#### INSTRUCTION:
Only the number is wanted: count the lines that include the word "data".

§ §

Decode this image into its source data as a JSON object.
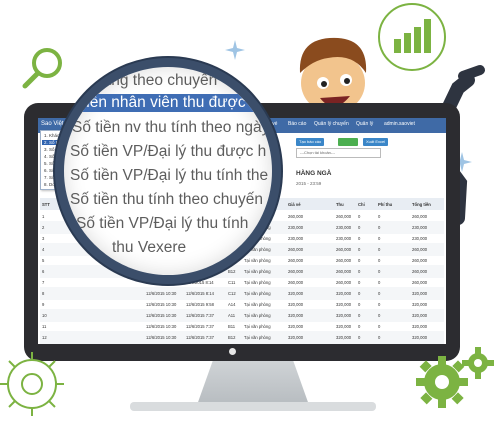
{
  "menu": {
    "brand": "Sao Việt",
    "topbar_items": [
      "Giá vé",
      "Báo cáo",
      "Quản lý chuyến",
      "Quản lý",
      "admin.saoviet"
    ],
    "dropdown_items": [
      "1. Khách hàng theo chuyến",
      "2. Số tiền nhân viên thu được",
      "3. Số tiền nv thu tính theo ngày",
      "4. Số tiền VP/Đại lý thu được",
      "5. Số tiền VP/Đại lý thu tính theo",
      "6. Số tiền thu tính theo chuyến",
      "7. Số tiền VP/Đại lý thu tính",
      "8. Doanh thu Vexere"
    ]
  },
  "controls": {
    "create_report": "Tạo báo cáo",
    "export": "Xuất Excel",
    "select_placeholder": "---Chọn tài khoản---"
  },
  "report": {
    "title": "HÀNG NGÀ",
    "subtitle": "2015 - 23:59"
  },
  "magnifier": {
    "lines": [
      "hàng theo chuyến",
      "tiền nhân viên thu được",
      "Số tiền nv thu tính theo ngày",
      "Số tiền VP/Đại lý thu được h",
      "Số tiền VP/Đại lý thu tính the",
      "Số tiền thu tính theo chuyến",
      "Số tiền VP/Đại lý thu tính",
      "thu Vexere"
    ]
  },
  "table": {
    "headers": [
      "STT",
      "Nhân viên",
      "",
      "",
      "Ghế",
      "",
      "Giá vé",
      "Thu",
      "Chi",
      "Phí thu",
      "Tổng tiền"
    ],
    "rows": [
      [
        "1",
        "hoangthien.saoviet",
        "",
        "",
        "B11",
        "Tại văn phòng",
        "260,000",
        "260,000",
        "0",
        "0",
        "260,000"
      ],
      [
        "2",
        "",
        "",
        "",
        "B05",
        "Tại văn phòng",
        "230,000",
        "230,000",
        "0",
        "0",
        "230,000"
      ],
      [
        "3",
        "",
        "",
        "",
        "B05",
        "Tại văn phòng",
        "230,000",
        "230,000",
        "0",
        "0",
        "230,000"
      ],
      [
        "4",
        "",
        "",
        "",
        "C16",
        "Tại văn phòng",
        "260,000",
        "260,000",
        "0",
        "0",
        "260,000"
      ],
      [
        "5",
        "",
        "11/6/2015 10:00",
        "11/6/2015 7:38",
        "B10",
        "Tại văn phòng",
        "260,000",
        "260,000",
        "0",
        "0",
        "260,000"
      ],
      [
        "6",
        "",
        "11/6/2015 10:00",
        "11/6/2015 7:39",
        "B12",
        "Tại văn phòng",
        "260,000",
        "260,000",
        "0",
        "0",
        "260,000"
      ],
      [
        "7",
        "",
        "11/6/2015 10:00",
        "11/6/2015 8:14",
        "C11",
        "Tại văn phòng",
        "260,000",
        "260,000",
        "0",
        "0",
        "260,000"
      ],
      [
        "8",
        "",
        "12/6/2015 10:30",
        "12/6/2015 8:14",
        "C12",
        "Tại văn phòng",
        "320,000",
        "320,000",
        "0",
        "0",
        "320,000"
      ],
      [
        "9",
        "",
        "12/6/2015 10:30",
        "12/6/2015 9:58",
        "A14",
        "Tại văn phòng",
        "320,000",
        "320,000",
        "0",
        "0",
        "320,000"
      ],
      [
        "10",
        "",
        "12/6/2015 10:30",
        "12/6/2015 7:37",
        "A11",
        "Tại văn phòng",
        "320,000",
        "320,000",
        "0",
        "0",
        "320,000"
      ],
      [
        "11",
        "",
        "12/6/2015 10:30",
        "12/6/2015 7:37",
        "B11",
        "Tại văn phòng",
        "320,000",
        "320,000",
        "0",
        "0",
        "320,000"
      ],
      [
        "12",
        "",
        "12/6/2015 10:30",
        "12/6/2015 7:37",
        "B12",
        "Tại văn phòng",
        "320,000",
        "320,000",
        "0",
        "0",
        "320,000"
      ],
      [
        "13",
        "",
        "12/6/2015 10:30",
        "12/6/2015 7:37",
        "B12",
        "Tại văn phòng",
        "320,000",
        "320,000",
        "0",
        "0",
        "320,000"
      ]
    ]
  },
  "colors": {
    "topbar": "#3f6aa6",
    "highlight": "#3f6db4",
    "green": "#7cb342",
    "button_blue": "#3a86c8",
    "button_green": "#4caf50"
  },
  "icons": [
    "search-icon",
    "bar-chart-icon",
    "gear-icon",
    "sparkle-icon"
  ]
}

§ §

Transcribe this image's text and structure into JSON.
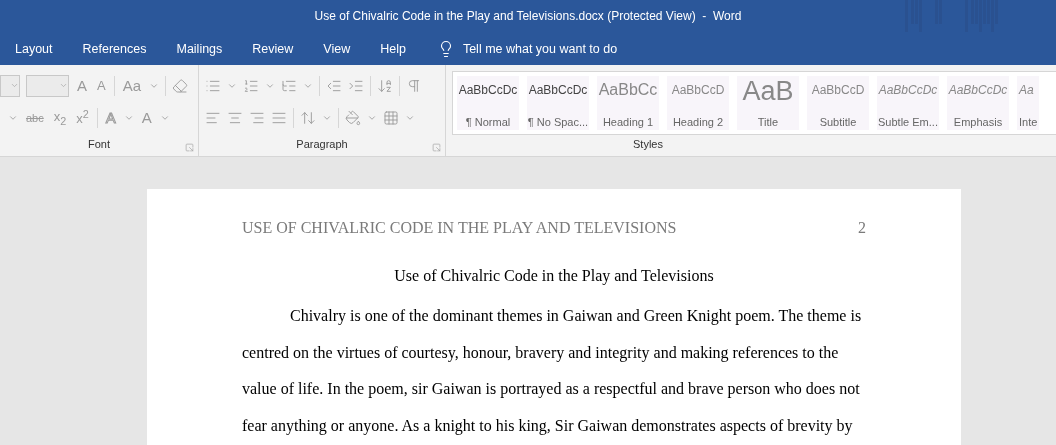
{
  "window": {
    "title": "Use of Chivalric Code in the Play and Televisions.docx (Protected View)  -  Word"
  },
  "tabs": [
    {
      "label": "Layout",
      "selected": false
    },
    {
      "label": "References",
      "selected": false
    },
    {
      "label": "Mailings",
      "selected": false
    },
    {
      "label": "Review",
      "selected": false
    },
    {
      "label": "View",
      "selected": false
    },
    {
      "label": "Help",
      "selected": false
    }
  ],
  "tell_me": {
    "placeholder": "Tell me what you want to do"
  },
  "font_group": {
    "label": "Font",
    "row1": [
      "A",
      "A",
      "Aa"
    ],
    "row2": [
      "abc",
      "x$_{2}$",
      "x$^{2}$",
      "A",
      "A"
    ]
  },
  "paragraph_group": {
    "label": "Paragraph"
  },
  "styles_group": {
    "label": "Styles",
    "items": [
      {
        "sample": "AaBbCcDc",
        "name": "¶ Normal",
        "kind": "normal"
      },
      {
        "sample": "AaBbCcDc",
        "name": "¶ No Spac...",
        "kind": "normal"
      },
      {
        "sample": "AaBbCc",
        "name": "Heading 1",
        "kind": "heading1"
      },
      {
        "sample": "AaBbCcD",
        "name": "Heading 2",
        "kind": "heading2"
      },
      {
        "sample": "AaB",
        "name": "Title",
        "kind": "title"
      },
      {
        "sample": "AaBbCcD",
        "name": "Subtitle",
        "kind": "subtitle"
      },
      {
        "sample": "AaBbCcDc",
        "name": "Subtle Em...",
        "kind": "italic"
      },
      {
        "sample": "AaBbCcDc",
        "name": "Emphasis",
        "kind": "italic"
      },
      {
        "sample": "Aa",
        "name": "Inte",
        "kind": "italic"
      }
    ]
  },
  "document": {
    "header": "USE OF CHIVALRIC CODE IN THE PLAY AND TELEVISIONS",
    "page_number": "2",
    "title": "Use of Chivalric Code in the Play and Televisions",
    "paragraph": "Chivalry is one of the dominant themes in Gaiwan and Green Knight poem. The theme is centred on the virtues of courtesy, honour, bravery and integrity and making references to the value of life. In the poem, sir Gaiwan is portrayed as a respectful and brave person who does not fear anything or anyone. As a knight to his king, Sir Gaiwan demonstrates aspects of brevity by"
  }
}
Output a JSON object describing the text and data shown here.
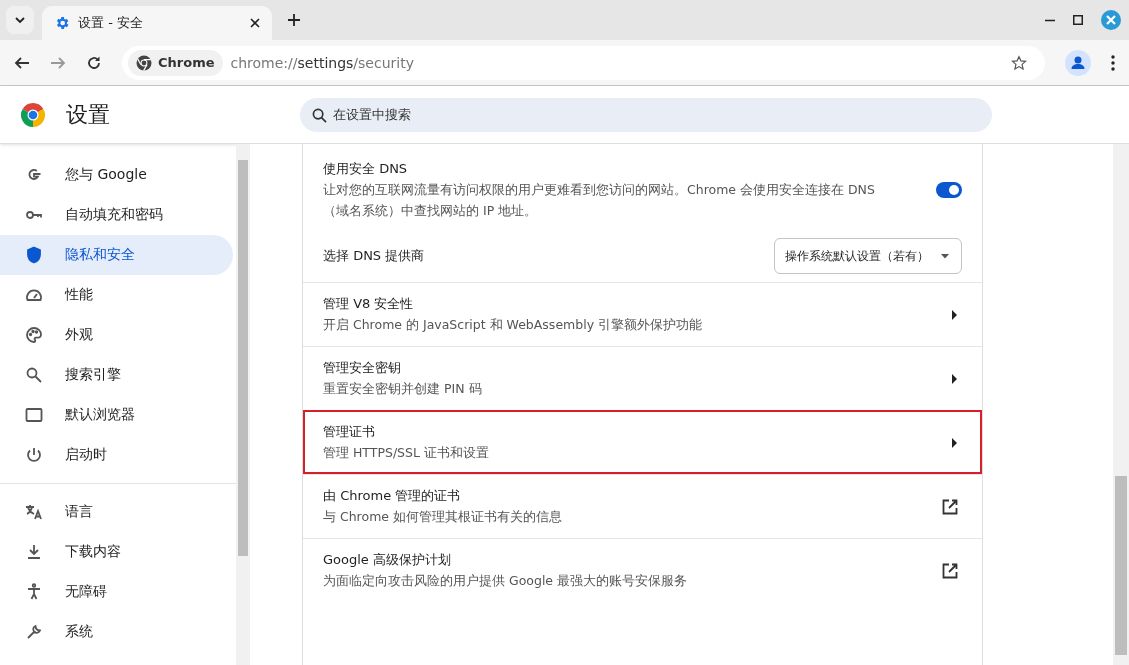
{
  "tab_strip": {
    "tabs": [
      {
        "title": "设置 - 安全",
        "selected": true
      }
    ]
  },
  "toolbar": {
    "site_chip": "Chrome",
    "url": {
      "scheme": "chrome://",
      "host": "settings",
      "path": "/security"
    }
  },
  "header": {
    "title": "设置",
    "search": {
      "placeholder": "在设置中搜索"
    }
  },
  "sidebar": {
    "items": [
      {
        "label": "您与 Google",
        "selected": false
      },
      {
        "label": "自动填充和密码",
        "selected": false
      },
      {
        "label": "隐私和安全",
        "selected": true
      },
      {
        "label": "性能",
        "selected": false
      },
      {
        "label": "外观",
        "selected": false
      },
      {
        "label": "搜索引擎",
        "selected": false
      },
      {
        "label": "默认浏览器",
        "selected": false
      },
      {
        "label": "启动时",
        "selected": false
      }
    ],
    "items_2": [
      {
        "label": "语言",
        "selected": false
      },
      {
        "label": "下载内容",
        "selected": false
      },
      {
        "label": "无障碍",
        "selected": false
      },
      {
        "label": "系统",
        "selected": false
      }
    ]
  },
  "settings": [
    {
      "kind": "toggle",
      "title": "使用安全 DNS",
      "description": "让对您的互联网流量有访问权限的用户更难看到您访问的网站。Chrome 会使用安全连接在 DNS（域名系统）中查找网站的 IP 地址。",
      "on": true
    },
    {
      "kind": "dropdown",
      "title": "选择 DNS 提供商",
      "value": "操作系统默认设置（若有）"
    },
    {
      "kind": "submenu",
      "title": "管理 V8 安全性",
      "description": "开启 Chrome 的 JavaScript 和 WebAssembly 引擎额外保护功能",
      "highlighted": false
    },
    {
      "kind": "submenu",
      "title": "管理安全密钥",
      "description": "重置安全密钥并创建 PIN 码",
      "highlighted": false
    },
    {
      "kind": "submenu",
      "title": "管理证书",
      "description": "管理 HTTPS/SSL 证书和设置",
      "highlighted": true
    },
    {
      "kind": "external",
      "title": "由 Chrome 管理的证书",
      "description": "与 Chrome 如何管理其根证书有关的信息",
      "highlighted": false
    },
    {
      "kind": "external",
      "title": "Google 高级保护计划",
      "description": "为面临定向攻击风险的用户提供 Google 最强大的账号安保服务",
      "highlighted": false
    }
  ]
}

§ §

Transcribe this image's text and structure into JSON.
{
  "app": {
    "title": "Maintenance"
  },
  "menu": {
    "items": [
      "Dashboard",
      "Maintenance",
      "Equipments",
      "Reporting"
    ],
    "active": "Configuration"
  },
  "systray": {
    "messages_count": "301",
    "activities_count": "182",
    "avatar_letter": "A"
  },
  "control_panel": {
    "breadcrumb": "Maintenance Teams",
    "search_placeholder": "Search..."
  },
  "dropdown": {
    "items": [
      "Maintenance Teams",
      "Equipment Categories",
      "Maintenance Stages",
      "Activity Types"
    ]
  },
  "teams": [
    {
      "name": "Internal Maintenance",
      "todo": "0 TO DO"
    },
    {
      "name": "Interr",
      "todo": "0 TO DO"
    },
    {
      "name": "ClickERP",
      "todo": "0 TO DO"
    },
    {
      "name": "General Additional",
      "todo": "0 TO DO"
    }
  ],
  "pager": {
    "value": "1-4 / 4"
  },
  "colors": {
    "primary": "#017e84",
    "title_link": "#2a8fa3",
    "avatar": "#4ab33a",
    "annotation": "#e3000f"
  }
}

§ §

#### EXERCISE RESULT:
2